What you are asked to do:
Here are some records; return them all exactly.

Items listed in a dataset:
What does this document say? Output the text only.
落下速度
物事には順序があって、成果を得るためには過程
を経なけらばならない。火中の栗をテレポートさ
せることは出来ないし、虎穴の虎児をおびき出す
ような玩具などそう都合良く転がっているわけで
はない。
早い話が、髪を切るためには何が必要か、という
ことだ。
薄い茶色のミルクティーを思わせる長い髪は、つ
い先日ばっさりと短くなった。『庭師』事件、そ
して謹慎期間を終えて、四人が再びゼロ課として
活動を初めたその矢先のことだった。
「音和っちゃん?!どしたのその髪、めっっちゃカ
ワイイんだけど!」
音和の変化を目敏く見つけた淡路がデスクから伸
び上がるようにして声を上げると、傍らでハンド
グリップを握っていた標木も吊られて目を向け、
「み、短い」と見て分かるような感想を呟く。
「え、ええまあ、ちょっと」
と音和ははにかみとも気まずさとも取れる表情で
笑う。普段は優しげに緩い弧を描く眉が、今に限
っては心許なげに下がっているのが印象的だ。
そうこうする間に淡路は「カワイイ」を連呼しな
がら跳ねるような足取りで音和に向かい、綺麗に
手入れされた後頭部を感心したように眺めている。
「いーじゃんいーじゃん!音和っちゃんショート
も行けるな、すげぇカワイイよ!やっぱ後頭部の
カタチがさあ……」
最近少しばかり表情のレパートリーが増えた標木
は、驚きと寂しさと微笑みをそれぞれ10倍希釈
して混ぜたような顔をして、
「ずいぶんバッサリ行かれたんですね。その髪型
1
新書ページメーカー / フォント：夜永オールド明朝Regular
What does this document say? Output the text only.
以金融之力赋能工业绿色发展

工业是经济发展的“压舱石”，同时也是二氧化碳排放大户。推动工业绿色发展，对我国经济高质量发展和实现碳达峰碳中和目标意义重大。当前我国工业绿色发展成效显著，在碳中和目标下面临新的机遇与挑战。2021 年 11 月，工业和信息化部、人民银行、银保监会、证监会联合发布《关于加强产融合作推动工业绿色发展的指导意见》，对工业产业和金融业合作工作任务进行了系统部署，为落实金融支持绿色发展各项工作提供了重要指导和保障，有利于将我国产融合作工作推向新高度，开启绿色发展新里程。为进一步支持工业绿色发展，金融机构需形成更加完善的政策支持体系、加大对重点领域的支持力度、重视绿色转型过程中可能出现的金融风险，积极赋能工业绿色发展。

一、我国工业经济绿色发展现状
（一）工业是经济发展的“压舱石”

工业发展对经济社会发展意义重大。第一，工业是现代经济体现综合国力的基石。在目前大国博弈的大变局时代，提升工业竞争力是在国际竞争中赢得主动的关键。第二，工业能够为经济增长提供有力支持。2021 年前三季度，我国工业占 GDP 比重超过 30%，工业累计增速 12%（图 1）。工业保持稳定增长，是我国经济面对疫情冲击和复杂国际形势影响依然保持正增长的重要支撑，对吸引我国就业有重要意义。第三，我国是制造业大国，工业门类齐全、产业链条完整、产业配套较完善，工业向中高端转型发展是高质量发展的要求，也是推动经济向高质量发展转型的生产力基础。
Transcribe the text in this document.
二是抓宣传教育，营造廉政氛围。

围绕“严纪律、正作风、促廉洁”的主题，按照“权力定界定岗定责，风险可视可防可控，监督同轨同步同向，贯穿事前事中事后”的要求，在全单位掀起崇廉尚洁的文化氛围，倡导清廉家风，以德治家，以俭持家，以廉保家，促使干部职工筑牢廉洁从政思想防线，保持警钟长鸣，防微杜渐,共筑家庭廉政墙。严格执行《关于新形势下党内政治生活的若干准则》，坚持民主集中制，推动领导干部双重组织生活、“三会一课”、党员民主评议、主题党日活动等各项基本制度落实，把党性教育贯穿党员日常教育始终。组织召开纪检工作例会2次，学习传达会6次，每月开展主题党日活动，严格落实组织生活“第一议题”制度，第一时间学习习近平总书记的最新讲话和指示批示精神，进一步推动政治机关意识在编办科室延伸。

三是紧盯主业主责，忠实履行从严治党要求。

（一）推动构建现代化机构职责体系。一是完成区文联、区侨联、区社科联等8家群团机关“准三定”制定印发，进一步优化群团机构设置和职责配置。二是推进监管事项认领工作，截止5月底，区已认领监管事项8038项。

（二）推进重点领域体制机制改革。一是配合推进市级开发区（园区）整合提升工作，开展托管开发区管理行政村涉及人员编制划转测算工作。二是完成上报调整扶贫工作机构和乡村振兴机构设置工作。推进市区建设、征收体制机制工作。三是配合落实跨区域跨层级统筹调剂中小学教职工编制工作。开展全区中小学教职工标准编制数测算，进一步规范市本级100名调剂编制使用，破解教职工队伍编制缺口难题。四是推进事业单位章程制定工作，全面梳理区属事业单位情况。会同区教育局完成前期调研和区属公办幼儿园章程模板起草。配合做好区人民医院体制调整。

Solution for this problem:
What does this document say? Output the text only.
落下速度
物事には順序があって、成果を得るためには過程
を経なけらばならない。火中の栗をテレポートさ
せることは出来ないし、虎穴の虎児をおびき出す
ような玩具などそう都合良く転がっているわけで
はない。
早い話が、髪を切るためには何が必要か、という
ことだ。
薄い茶色のミルクティーを思わせる長い髪は、つ
い先日ばっさりと短くなった。『庭師』事件、そ
して謹慎期間を終えて、四人が再びゼロ課として
活動を初めたその矢先のことだった。
「音和っちゃん?!どしたのその髪、めっっちゃカ
ワイイんだけど!」
音和の変化を目敏く見つけた淡路がデスクから伸
び上がるようにして声を上げると、傍らでハンド
グリップを握っていた標木も吊られて目を向け、
「み、短い」と見て分かるような感想を呟く。
「え、ええまあ、ちょっと」
と音和ははにかみとも気まずさとも取れる表情で
笑う。普段は優しげに緩い弧を描く眉が、今に限
っては心許なげに下がっているのが印象的だ。
そうこうする間に淡路は「カワイイ」を連呼しな
がら跳ねるような足取りで音和に向かい、綺麗に
手入れされた後頭部を感心したように眺めている。
「いーじゃんいーじゃん!音和っちゃんショート
も行けるな、すげぇカワイイよ!やっぱ後頭部の
カタチがさあ……」
最近少しばかり表情のレパートリーが増えた標木
は、驚きと寂しさと微笑みをそれぞれ10倍希釈
して混ぜたような顔をして、
「ずいぶんバッサリ行かれたんですね。その髪型
1
新書ページメーカー / フォント：夜永オールド明朝Regular
What does this document say? Output the text only.
以金融之力赋能工业绿色发展

工业是经济发展的“压舱石”，同时也是二氧化碳排放大户。推动工业绿色发展，对我国经济高质量发展和实现碳达峰碳中和目标意义重大。当前我国工业绿色发展成效显著，在碳中和目标下面临新的机遇与挑战。2021 年 11 月，工业和信息化部、人民银行、银保监会、证监会联合发布《关于加强产融合作推动工业绿色发展的指导意见》，对工业产业和金融业合作工作任务进行了系统部署，为落实金融支持绿色发展各项工作提供了重要指导和保障，有利于将我国产融合作工作推向新高度，开启绿色发展新里程。为进一步支持工业绿色发展，金融机构需形成更加完善的政策支持体系、加大对重点领域的支持力度、重视绿色转型过程中可能出现的金融风险，积极赋能工业绿色发展。

一、我国工业经济绿色发展现状
（一）工业是经济发展的“压舱石”

工业发展对经济社会发展意义重大。第一，工业是现代经济体现综合国力的基石。在目前大国博弈的大变局时代，提升工业竞争力是在国际竞争中赢得主动的关键。第二，工业能够为经济增长提供有力支持。2021 年前三季度，我国工业占 GDP 比重超过 30%，工业累计增速 12%（图 1）。工业保持稳定增长，是我国经济面对疫情冲击和复杂国际形势影响依然保持正增长的重要支撑，对吸引我国就业有重要意义。第三，我国是制造业大国，工业门类齐全、产业链条完整、产业配套较完善，工业向中高端转型发展是高质量发展的要求，也是推动经济向高质量发展转型的生产力基础。
Transcribe the text in this document.
二是抓宣传教育，营造廉政氛围。

围绕“严纪律、正作风、促廉洁”的主题，按照“权力定界定岗定责，风险可视可防可控，监督同轨同步同向，贯穿事前事中事后”的要求，在全单位掀起崇廉尚洁的文化氛围，倡导清廉家风，以德治家，以俭持家，以廉保家，促使干部职工筑牢廉洁从政思想防线，保持警钟长鸣，防微杜渐,共筑家庭廉政墙。严格执行《关于新形势下党内政治生活的若干准则》，坚持民主集中制，推动领导干部双重组织生活、“三会一课”、党员民主评议、主题党日活动等各项基本制度落实，把党性教育贯穿党员日常教育始终。组织召开纪检工作例会2次，学习传达会6次，每月开展主题党日活动，严格落实组织生活“第一议题”制度，第一时间学习习近平总书记的最新讲话和指示批示精神，进一步推动政治机关意识在编办科室延伸。

三是紧盯主业主责，忠实履行从严治党要求。

（一）推动构建现代化机构职责体系。一是完成区文联、区侨联、区社科联等8家群团机关“准三定”制定印发，进一步优化群团机构设置和职责配置。二是推进监管事项认领工作，截止5月底，区已认领监管事项8038项。

（二）推进重点领域体制机制改革。一是配合推进市级开发区（园区）整合提升工作，开展托管开发区管理行政村涉及人员编制划转测算工作。二是完成上报调整扶贫工作机构和乡村振兴机构设置工作。推进市区建设、征收体制机制工作。三是配合落实跨区域跨层级统筹调剂中小学教职工编制工作。开展全区中小学教职工标准编制数测算，进一步规范市本级100名调剂编制使用，破解教职工队伍编制缺口难题。四是推进事业单位章程制定工作，全面梳理区属事业单位情况。会同区教育局完成前期调研和区属公办幼儿园章程模板起草。配合做好区人民医院体制调整。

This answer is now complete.